MaiBot/src/config/official_configs.py

import re

from dataclasses import dataclass, field
from typing import Literal, Optional
import time

from src.config.config_base import ConfigBase

"""
须知：
1. 本文件中记录了所有的配置项
2. 所有新增的class都需要继承自ConfigBase
3. 所有新增的class都应在config.py中的Config类中添加字段
4. 对于新增的字段，若为可选项，则应在其后添加field()并设置default_factory或default
"""


@dataclass
class BotConfig(ConfigBase):
    """QQ机器人配置类"""

    platform: str
    """平台"""

    qq_account: str
    """QQ账号"""

    nickname: str
    """昵称"""

    platforms: list[str] = field(default_factory=lambda: [])
    """其他平台列表"""

    alias_names: list[str] = field(default_factory=lambda: [])
    """别名列表"""


@dataclass
class PersonalityConfig(ConfigBase):
    """人格配置类"""

    personality: str
    """人格"""

    reply_style: str = ""
    """表达风格"""

    interest: str = ""
    """兴趣"""

    plan_style: str = ""
    """说话规则，行为风格"""

    visual_style: str = ""
    """图片提示词"""

    private_plan_style: str = ""
    """私聊说话规则，行为风格"""


@dataclass
class RelationshipConfig(ConfigBase):
    """关系配置类"""

    enable_relationship: bool = True
    """是否启用关系系统"""


@dataclass
class ChatConfig(ConfigBase):
    """聊天配置类"""

    max_context_size: int = 18
    """上下文长度"""

    interest_rate_mode: Literal["fast", "accurate"] = "fast"
    """兴趣值计算模式，fast为快速计算，accurate为精确计算"""

    planner_size: float = 1.5
    """副规划器大小，越小，麦麦的动作执行能力越精细，但是消耗更多token，调大可以缓解429类错误"""

    mentioned_bot_reply: bool = True
    """是否启用提及必回复"""

    auto_chat_value: float = 1
    """自动聊天，越小，麦麦主动聊天的概率越低"""

    at_bot_inevitable_reply: float = 1
    """@bot 必然回复，1为100%回复，0为不额外增幅"""

    planner_smooth: float = 3
    """规划器平滑，增大数值会减小planner负荷，略微降低反应速度，推荐2-5，0为关闭，必须大于等于0"""

    talk_value: float = 1
    """思考频率"""

    talk_value_rules: list[dict] = field(default_factory=lambda: [])
    """
    思考频率规则列表，支持按聊天流/按日内时段配置。
    规则格式：{ target="platform:id:type" 或 "", time="HH:MM-HH:MM", value=0.5 }

    示例:
    [
        ["", "00:00-08:59", 0.2],                 # 全局规则：凌晨到早上更安静
        ["", "09:00-22:59", 1.0],                 # 全局规则：白天正常
        ["qq:1919810:group", "20:00-23:59", 0.6], # 指定群在晚高峰降低发言
        ["qq:114514:private", "00:00-23:59", 0.3],# 指定私聊全时段较安静
    ]

    匹配优先级: 先匹配指定 chat 流规则，再匹配全局规则(\"\").
    时间区间支持跨夜，例如 "23:00-02:00"。
    """

    auto_chat_value_rules: list[dict] = field(default_factory=lambda: [])
    """
    自动聊天频率规则列表，支持按聊天流/按日内时段配置。

◆ 原始数据
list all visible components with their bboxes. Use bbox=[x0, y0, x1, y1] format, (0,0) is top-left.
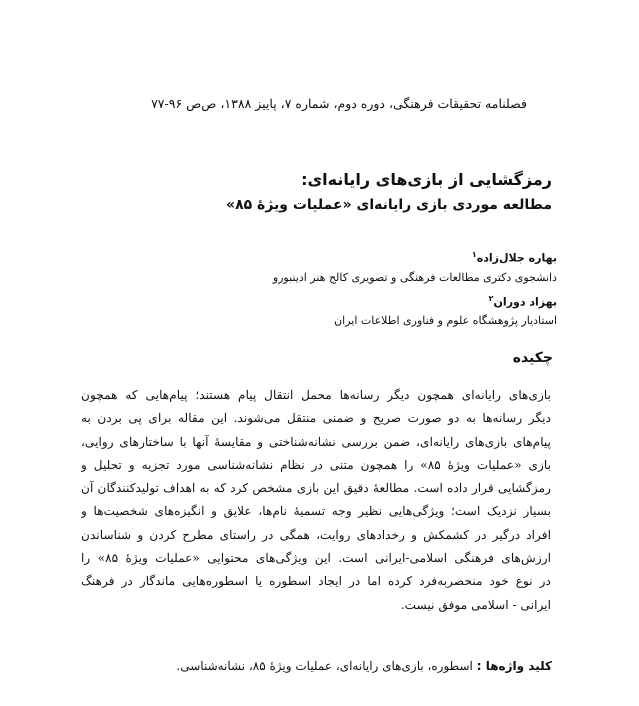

◆ 你要做的
请接着这份 MaiBot 配置代码的最后一行往下写，把后面的内容续上。

◆ 练习结果
    规则格式：{ target="platform:id:type" 或 "", time="HH:MM-HH:MM", value=0.5 }

    示例:
    [
        ["", "00:00-08:59", 0.2],                 # 全局规则：凌晨到早上更安静
        ["", "09:00-22:59", 1.0],                 # 全局规则：白天正常
        ["qq:1919810:group", "20:00-23:59", 0.6], # 指定群在晚高峰降低发言
        ["qq:114514:private", "00:00-23:59", 0.3],# 指定私聊全时段较安静
    ]

    匹配优先级: 先匹配指定 chat 流规则，再匹配全局规则(\"\").
    时间区间支持跨夜，例如 "23:00-02:00"。
    """

    def _parse_stream_config_to_chat_id(self, stream_config_str: str) -> Optional[str]:
        """与 ChatStream.get_stream_id 一致地从 "platform:id:type" 生成 chat_id。"""
        try:
            parts = stream_config_str.split(":")
            if len(parts) != 3:
                return None

            platform = parts[0]
            id_str = parts[1]
            stream_type = parts[2]

            is_group = stream_type == "group"

            import hashlib

            if is_group:
                components = [platform, str(id_str)]
            else:
                components = [platform, str(id_str), "private"]
            key = "_".join(components)
            return hashlib.md5(key.encode()).hexdigest()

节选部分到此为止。